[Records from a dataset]
________________________________________

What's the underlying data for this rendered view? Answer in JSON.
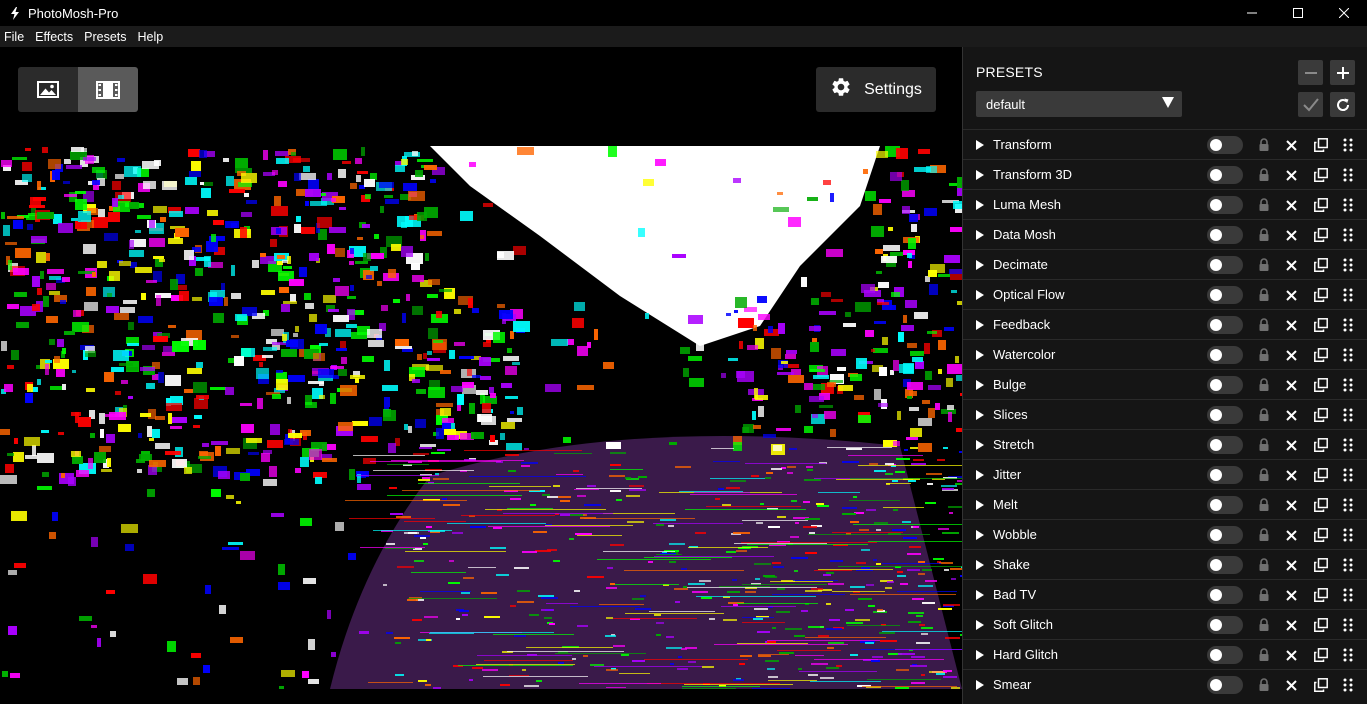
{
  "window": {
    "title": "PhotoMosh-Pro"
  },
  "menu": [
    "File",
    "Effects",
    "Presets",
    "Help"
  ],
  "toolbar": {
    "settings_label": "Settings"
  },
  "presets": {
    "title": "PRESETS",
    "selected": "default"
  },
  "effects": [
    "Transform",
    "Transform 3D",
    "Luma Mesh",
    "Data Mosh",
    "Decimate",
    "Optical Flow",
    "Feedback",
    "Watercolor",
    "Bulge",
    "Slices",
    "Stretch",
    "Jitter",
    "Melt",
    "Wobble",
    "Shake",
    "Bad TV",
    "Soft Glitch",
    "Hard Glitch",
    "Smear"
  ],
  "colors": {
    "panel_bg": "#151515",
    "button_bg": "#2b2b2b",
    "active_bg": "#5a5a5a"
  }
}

________________________________________

- **Task details**: Without the images, write out each line of the data verbatim.

- **Complete output**:
What's the underlying data for this rendered view? Answer in JSON.
{
  "window": {
    "title": "PhotoMosh-Pro"
  },
  "menu": [
    "File",
    "Effects",
    "Presets",
    "Help"
  ],
  "toolbar": {
    "settings_label": "Settings"
  },
  "presets": {
    "title": "PRESETS",
    "selected": "default"
  },
  "effects": [
    "Transform",
    "Transform 3D",
    "Luma Mesh",
    "Data Mosh",
    "Decimate",
    "Optical Flow",
    "Feedback",
    "Watercolor",
    "Bulge",
    "Slices",
    "Stretch",
    "Jitter",
    "Melt",
    "Wobble",
    "Shake",
    "Bad TV",
    "Soft Glitch",
    "Hard Glitch",
    "Smear"
  ],
  "colors": {
    "panel_bg": "#151515",
    "button_bg": "#2b2b2b",
    "active_bg": "#5a5a5a"
  }
}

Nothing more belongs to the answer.